Exercise aim:
Search the entries below. Return every line that has "JSON" in it.

Data to use:
^^^^^^^^^^^^^^^^
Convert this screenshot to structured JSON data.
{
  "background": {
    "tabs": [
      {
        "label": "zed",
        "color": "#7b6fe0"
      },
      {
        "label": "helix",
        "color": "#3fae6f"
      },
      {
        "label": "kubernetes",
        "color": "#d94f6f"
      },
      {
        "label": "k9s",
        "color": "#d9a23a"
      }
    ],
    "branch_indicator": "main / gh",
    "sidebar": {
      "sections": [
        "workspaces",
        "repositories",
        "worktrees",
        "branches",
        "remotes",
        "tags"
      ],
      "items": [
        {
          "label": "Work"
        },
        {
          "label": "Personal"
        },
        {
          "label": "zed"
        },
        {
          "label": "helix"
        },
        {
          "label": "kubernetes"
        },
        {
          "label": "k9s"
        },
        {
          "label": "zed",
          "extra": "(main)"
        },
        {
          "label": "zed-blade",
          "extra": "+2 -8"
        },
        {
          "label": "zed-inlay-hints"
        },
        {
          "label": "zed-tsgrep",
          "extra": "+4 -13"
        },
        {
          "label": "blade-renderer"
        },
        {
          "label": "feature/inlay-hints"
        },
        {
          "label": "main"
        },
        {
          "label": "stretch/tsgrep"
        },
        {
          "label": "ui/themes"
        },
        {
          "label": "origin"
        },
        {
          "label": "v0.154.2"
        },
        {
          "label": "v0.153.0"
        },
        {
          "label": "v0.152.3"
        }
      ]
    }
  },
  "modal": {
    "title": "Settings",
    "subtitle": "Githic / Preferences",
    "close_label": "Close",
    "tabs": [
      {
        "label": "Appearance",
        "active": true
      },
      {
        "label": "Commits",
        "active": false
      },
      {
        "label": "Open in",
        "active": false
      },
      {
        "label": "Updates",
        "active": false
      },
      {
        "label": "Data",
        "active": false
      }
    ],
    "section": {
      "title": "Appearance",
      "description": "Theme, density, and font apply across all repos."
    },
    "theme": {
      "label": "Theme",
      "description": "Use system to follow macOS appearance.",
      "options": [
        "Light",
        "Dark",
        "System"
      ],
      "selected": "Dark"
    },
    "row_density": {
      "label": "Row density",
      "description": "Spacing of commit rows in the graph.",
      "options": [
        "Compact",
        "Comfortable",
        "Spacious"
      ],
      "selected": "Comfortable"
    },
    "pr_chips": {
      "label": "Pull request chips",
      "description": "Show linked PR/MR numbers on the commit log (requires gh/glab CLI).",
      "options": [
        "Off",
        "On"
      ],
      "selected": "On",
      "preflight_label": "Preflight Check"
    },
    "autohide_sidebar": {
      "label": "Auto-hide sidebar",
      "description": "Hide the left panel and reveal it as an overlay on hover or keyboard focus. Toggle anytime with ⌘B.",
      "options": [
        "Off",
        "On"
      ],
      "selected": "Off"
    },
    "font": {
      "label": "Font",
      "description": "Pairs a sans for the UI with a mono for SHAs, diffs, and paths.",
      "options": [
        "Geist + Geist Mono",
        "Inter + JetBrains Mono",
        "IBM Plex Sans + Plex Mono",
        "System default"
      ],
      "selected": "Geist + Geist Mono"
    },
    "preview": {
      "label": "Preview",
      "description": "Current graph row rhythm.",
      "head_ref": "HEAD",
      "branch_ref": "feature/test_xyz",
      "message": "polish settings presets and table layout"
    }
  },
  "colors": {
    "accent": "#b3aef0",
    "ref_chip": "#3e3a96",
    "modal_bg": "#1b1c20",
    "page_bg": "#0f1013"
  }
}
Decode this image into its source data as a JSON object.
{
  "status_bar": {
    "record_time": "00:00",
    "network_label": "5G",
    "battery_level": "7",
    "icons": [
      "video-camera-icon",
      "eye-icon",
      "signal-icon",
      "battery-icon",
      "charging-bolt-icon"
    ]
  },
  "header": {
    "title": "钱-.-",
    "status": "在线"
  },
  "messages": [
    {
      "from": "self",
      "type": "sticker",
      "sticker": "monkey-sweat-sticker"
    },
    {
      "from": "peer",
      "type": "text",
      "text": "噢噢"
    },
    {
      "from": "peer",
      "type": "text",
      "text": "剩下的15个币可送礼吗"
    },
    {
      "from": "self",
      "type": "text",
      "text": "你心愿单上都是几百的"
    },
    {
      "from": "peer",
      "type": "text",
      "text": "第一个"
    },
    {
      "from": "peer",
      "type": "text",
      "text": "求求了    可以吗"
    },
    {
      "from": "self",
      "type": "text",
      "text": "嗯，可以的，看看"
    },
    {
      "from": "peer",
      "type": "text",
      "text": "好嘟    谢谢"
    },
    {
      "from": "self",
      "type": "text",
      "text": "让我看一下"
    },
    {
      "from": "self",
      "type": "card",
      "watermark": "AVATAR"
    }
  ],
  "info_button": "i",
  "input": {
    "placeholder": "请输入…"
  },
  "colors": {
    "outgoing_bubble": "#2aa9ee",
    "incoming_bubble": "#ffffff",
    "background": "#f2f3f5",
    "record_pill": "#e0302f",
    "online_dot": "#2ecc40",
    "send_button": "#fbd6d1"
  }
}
^^^^^^^^^^^^^^^^
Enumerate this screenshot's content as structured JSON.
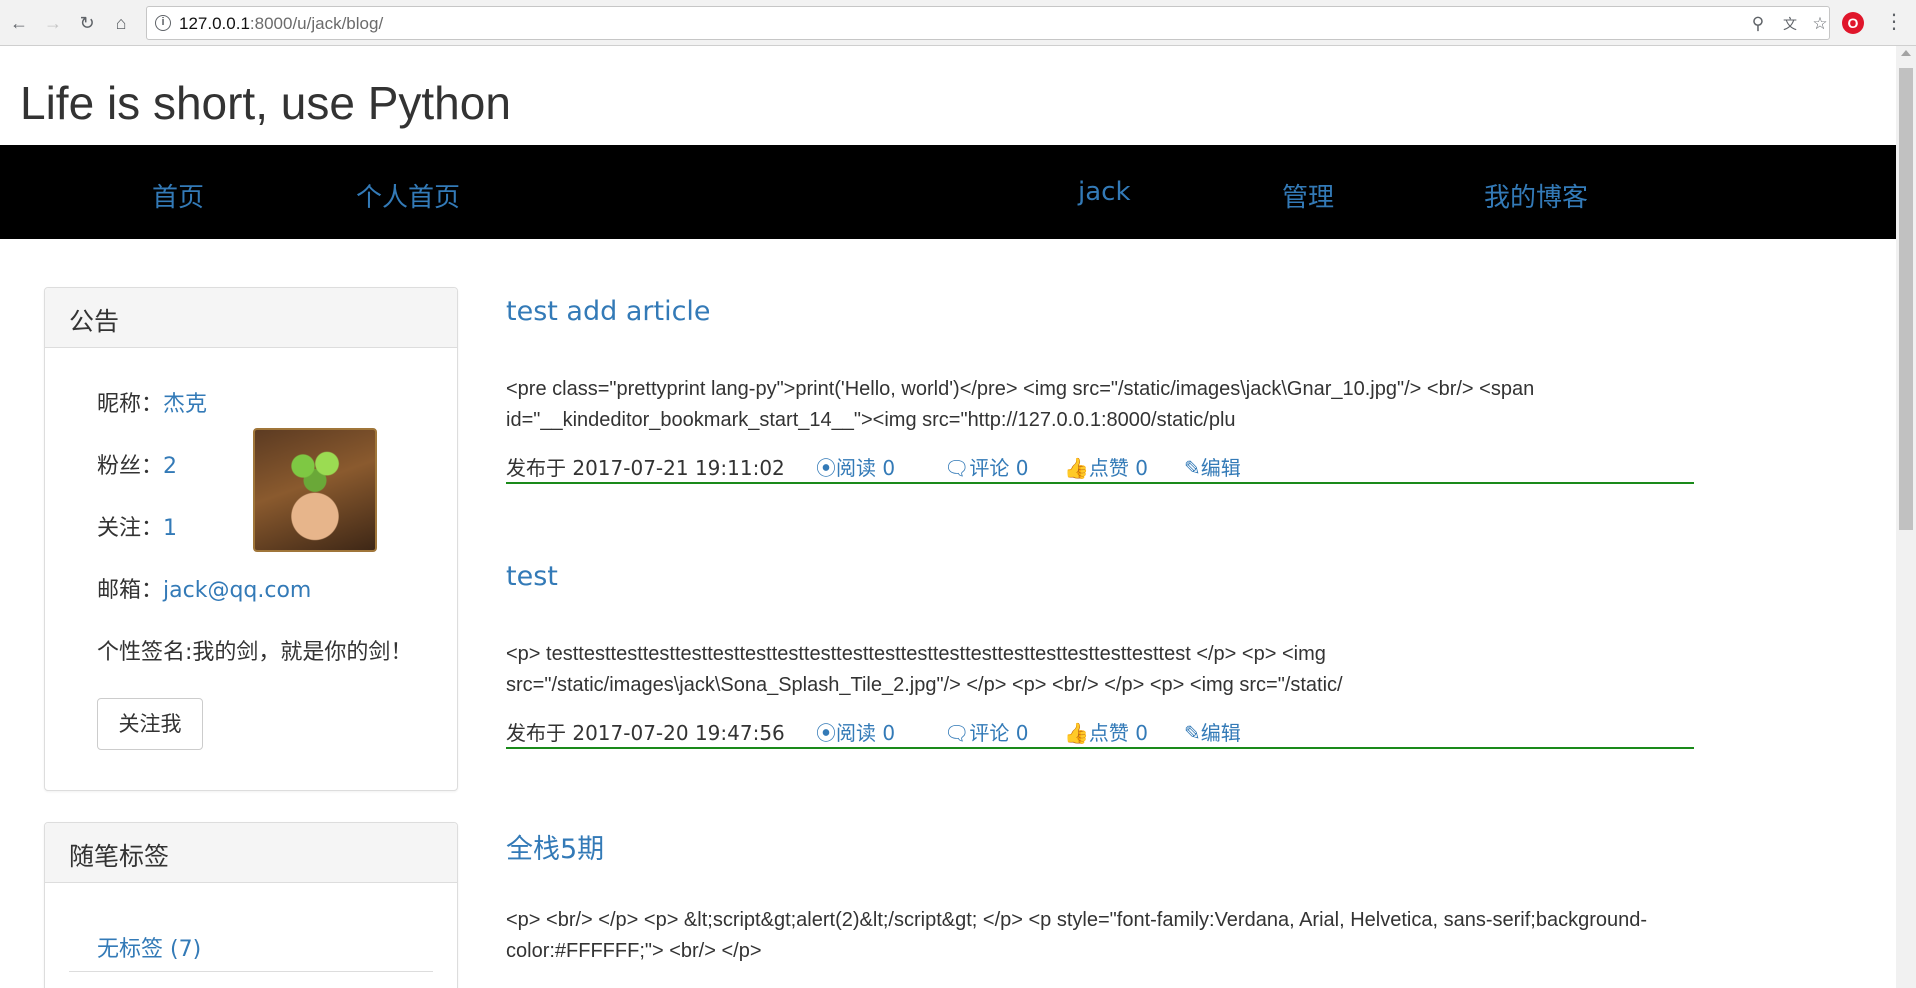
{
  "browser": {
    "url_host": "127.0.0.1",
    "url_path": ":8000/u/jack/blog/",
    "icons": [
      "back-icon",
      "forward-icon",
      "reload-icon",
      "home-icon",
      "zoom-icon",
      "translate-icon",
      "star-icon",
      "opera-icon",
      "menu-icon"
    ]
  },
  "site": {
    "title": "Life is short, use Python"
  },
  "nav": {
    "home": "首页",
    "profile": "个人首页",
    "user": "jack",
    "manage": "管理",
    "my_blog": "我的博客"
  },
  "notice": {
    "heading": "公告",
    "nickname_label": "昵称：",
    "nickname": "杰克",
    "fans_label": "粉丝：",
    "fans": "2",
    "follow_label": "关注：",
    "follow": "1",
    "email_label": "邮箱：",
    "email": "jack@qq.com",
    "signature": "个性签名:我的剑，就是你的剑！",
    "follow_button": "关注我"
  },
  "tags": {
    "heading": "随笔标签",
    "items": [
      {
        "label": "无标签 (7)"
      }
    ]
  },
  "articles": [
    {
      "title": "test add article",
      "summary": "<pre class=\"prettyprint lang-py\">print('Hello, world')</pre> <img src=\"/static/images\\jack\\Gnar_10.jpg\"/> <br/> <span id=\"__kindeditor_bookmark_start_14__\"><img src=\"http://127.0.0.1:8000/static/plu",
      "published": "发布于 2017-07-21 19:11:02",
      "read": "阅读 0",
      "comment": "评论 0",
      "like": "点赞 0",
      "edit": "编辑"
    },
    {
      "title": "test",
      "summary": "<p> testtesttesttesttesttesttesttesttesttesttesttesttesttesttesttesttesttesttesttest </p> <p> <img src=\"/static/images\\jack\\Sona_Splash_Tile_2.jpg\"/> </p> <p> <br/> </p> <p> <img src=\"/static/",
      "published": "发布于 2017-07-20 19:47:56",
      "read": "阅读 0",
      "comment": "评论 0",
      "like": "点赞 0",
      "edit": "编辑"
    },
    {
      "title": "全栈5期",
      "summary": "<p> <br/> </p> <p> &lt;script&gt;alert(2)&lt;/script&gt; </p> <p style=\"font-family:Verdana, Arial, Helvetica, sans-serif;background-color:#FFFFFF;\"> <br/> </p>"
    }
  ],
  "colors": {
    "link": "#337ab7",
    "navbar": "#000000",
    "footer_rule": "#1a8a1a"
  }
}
^^^^^^^^^^^^^^^^
Expected output:
Convert this screenshot to structured JSON data.
Decode this image into its source data as a JSON object.
Enumerate this screenshot's content as structured JSON.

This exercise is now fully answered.